=== STATED PROBLEM ===
Search the data below for "name"; list each line that holds it.

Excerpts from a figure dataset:
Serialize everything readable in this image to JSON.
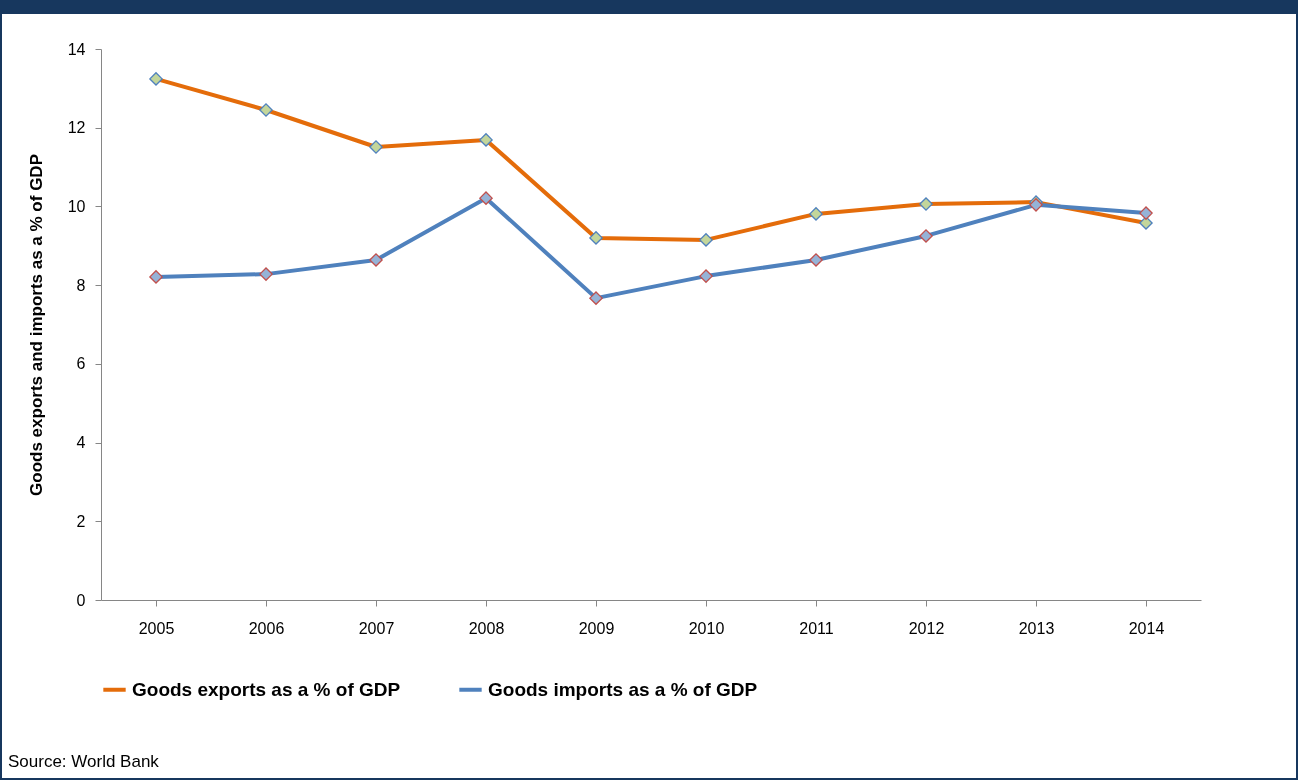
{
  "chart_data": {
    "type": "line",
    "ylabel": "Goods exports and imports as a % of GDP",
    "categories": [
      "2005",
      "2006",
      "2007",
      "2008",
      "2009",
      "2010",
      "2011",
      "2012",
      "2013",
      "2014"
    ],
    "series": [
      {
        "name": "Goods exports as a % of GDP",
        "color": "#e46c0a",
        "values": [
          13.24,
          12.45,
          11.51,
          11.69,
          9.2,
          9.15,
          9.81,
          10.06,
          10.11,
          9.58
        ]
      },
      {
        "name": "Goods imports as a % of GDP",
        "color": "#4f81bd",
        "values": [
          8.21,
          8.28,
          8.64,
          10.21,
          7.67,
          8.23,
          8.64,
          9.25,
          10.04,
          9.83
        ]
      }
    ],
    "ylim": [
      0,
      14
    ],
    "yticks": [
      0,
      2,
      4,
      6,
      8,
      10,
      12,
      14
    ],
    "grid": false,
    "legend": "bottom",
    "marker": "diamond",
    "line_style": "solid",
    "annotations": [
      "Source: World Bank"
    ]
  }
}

=== COMPLETED EXERCISE ===
        "name": "Goods exports as a % of GDP",
        "name": "Goods imports as a % of GDP",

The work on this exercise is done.